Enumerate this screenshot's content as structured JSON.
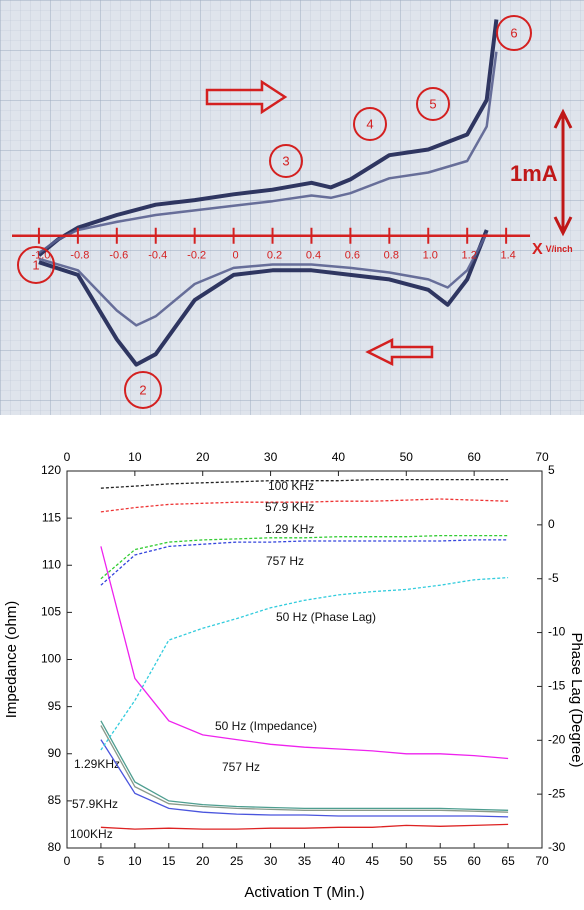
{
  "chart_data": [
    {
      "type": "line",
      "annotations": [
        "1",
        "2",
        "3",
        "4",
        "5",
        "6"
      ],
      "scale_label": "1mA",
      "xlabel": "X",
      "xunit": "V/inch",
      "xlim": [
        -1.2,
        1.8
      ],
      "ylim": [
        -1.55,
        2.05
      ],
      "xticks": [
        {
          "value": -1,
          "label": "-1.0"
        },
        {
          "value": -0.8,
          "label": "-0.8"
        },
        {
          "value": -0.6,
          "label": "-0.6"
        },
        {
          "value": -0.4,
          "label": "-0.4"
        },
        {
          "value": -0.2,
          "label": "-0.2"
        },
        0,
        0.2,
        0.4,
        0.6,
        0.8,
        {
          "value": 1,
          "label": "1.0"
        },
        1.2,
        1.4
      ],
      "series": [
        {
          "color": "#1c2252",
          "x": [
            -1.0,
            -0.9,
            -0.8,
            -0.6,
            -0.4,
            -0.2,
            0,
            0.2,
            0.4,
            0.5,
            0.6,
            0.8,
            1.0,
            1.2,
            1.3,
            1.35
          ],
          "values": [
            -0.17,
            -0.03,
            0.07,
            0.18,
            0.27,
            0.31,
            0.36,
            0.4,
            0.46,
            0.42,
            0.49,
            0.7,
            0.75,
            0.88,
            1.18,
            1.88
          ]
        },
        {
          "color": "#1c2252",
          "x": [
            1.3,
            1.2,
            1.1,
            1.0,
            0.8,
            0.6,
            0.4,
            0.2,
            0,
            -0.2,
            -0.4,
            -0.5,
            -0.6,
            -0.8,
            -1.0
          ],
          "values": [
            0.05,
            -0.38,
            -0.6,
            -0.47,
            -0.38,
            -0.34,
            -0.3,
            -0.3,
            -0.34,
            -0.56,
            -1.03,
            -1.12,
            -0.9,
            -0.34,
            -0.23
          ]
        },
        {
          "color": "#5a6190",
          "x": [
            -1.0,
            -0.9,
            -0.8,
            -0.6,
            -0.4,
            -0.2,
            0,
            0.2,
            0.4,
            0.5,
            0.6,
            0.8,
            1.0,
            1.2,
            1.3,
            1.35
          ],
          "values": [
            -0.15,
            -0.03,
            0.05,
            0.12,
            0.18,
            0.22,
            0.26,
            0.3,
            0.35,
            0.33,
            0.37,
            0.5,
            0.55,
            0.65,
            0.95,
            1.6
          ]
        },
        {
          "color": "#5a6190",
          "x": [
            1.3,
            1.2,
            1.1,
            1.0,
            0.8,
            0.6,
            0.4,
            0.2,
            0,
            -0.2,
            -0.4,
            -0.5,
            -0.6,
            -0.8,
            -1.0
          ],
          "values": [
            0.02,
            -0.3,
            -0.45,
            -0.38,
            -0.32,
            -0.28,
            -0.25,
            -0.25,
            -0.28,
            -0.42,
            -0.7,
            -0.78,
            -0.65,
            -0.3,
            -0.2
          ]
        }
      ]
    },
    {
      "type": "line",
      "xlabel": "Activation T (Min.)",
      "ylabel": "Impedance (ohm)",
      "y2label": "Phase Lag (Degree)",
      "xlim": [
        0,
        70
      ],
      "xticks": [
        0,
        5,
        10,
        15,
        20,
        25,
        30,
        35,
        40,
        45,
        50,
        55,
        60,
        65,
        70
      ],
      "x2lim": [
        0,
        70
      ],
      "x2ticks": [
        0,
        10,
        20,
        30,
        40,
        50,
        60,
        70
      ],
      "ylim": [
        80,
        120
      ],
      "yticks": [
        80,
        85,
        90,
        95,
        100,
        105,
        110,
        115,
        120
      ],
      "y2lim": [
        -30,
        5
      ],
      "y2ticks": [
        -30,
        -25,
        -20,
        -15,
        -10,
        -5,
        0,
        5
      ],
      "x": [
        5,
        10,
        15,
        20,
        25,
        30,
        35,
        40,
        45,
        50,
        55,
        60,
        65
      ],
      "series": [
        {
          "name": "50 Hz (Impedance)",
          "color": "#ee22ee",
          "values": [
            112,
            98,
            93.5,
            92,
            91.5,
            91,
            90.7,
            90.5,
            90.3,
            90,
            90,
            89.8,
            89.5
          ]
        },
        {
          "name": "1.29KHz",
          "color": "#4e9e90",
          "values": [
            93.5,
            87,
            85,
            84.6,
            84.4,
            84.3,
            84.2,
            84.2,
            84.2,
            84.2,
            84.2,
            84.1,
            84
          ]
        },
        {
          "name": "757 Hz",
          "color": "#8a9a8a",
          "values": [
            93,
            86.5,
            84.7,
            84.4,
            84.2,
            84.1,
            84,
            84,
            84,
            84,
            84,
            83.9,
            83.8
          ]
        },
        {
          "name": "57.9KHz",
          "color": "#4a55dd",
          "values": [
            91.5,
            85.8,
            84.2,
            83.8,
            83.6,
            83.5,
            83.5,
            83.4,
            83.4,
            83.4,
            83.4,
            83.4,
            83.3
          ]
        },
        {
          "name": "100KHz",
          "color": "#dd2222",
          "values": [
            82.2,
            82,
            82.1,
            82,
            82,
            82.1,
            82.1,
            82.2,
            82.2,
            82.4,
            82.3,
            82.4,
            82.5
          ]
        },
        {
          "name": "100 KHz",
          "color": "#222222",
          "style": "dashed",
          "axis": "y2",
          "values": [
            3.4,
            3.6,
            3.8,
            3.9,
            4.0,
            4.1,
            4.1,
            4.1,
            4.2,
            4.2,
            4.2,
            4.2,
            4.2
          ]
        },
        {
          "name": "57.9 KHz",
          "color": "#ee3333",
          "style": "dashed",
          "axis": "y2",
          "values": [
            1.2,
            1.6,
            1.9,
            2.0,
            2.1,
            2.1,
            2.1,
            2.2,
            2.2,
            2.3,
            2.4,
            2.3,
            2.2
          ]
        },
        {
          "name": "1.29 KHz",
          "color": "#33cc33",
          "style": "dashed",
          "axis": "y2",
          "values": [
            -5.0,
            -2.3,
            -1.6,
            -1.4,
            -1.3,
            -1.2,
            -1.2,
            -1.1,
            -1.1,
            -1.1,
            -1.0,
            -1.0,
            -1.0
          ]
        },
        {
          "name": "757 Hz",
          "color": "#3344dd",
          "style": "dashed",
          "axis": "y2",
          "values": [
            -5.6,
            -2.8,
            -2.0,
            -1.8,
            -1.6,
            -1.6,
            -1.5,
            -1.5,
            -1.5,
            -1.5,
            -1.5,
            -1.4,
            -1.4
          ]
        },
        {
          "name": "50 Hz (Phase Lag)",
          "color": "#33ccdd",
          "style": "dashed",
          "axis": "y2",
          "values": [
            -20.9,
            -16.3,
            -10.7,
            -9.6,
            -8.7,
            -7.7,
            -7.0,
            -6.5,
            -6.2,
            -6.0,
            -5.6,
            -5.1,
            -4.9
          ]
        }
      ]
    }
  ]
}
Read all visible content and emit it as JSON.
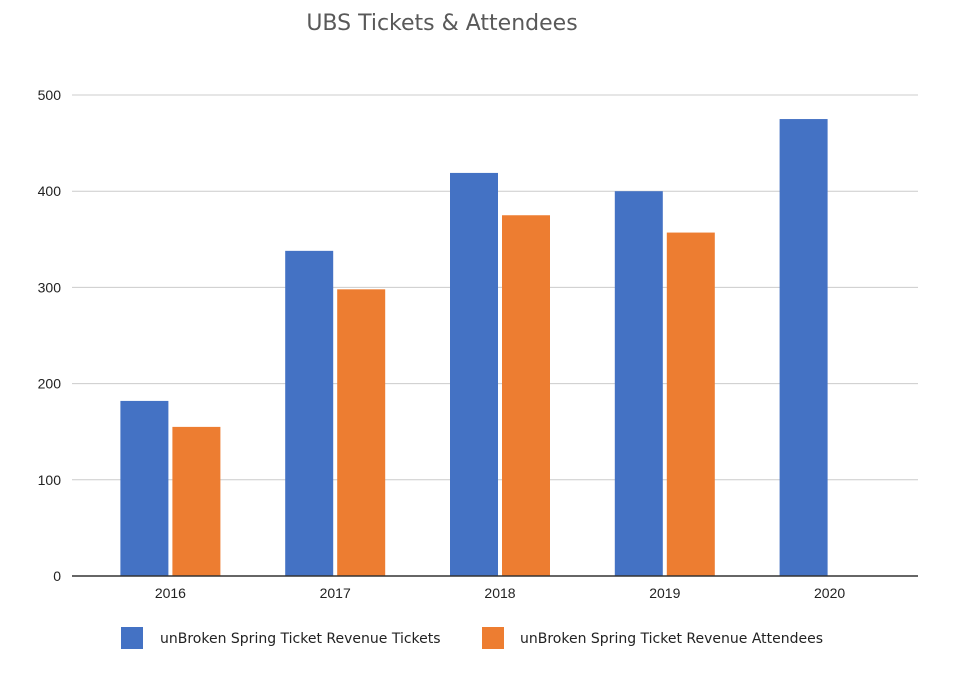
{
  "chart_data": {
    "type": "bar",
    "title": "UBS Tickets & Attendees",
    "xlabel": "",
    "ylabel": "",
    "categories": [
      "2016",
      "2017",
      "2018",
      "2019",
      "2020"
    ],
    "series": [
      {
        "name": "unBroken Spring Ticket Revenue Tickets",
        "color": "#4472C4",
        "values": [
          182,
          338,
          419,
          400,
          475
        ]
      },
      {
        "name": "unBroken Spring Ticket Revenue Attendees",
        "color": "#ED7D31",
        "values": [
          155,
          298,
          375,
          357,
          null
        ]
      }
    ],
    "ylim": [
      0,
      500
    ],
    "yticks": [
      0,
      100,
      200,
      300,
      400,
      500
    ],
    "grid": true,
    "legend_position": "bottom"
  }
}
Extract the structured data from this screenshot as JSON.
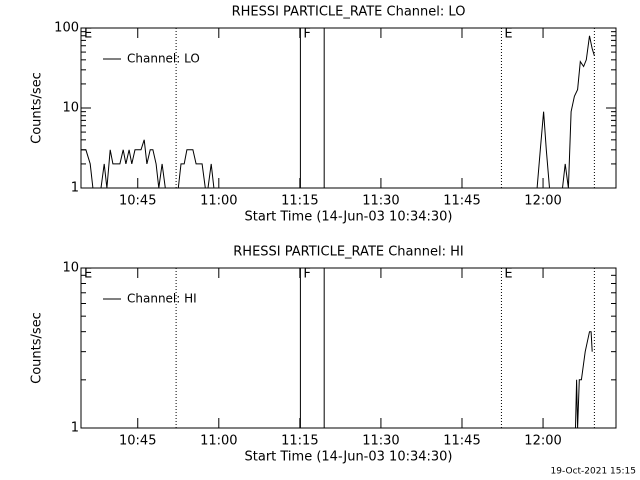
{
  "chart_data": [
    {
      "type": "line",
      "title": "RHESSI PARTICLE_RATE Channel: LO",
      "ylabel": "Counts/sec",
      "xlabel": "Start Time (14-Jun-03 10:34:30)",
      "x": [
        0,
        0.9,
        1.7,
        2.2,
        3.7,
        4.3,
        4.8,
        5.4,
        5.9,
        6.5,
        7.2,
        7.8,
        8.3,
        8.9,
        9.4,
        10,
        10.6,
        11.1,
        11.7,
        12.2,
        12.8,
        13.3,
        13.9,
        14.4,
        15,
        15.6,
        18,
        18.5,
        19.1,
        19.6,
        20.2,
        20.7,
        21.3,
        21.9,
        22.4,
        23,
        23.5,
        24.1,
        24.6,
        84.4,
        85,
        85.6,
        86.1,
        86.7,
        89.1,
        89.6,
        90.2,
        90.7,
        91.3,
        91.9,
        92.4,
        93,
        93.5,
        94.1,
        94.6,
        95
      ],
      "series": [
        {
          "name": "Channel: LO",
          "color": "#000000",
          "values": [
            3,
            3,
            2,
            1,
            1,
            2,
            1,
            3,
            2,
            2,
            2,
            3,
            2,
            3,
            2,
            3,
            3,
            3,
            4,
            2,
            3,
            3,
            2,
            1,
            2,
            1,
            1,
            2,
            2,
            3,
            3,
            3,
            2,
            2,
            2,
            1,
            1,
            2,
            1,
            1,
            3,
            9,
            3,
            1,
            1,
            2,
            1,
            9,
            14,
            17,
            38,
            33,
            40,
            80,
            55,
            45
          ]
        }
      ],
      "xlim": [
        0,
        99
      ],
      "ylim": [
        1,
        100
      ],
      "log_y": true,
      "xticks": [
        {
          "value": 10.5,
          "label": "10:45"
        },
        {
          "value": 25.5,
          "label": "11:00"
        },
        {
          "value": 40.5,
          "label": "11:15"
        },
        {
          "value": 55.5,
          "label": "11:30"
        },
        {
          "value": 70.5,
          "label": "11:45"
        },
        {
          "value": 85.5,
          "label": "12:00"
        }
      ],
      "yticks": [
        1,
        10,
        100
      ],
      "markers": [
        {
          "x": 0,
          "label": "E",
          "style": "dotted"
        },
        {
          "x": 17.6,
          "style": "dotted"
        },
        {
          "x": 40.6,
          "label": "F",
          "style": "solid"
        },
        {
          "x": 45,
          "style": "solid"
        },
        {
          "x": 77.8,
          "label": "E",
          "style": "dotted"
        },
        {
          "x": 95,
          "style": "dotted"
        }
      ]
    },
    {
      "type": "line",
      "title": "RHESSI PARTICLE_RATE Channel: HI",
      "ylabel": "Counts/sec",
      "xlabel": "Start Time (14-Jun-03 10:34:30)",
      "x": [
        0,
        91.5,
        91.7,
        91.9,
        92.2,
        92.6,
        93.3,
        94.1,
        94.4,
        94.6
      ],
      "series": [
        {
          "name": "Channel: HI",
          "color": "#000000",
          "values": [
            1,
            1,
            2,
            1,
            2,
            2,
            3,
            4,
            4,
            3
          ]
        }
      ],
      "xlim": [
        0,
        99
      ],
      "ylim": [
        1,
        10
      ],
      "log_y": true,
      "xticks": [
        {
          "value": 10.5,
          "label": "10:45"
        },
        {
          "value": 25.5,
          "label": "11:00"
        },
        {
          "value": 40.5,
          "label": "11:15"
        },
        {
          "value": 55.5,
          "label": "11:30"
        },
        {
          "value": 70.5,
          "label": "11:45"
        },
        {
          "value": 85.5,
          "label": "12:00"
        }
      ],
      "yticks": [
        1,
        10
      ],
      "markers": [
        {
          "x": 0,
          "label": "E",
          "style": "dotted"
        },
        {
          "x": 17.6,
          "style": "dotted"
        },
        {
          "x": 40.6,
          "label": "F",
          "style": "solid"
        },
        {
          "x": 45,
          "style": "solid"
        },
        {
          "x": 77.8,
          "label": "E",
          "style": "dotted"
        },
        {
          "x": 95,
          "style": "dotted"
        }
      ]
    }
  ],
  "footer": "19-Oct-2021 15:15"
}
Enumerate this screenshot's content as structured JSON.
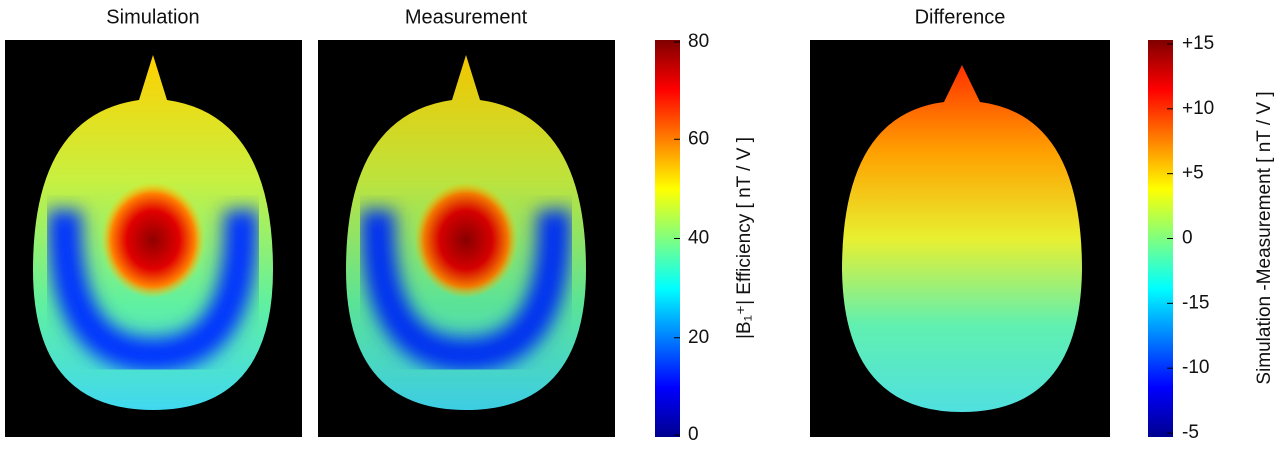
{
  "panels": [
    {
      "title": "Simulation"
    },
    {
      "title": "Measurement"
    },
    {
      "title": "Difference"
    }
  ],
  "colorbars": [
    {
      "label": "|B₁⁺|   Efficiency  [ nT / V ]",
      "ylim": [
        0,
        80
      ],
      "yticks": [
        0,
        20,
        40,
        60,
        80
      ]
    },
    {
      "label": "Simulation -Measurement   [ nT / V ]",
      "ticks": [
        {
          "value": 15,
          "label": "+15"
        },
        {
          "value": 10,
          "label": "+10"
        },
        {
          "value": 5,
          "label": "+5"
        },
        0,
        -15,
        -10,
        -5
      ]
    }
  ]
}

+++++

Instructions to follow:
Gather every line containing the word "Revenue" and copy it.

Solved exercise:
        "name": "unBroken Spring Ticket Revenue Tickets",
        "name": "unBroken Spring Ticket Revenue Attendees",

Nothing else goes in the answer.